## Exercise data
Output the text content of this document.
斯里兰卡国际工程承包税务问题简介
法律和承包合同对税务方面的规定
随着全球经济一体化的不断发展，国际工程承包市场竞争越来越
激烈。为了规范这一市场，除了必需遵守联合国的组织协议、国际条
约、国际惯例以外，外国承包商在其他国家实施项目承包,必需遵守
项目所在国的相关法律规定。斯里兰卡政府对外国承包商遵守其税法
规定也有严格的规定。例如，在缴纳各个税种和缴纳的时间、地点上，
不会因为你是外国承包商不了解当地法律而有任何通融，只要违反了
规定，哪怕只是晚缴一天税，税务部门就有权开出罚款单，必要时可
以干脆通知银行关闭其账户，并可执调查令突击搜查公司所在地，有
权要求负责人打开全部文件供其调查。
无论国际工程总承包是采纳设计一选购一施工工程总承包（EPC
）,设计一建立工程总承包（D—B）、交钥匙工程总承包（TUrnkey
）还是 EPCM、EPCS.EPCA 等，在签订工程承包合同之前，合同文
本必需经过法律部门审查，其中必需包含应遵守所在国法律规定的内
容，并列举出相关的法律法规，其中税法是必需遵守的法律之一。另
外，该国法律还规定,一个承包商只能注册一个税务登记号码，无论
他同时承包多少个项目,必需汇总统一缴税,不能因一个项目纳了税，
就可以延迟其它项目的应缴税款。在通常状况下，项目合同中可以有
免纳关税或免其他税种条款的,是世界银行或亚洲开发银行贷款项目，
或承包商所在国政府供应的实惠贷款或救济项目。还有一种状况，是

## Aim of the task
Could you quote the material above in full, exactly as it stands?

## Output of the exercise
Output the text content of this document.
斯里兰卡国际工程承包税务问题简介
法律和承包合同对税务方面的规定
随着全球经济一体化的不断发展，国际工程承包市场竞争越来越
激烈。为了规范这一市场，除了必需遵守联合国的组织协议、国际条
约、国际惯例以外，外国承包商在其他国家实施项目承包,必需遵守
项目所在国的相关法律规定。斯里兰卡政府对外国承包商遵守其税法
规定也有严格的规定。例如，在缴纳各个税种和缴纳的时间、地点上，
不会因为你是外国承包商不了解当地法律而有任何通融，只要违反了
规定，哪怕只是晚缴一天税，税务部门就有权开出罚款单，必要时可
以干脆通知银行关闭其账户，并可执调查令突击搜查公司所在地，有
权要求负责人打开全部文件供其调查。
无论国际工程总承包是采纳设计一选购一施工工程总承包（EPC
）,设计一建立工程总承包（D—B）、交钥匙工程总承包（TUrnkey
）还是 EPCM、EPCS.EPCA 等，在签订工程承包合同之前，合同文
本必需经过法律部门审查，其中必需包含应遵守所在国法律规定的内
容，并列举出相关的法律法规，其中税法是必需遵守的法律之一。另
外，该国法律还规定,一个承包商只能注册一个税务登记号码，无论
他同时承包多少个项目,必需汇总统一缴税,不能因一个项目纳了税，
就可以延迟其它项目的应缴税款。在通常状况下，项目合同中可以有
免纳关税或免其他税种条款的,是世界银行或亚洲开发银行贷款项目，
或承包商所在国政府供应的实惠贷款或救济项目。还有一种状况，是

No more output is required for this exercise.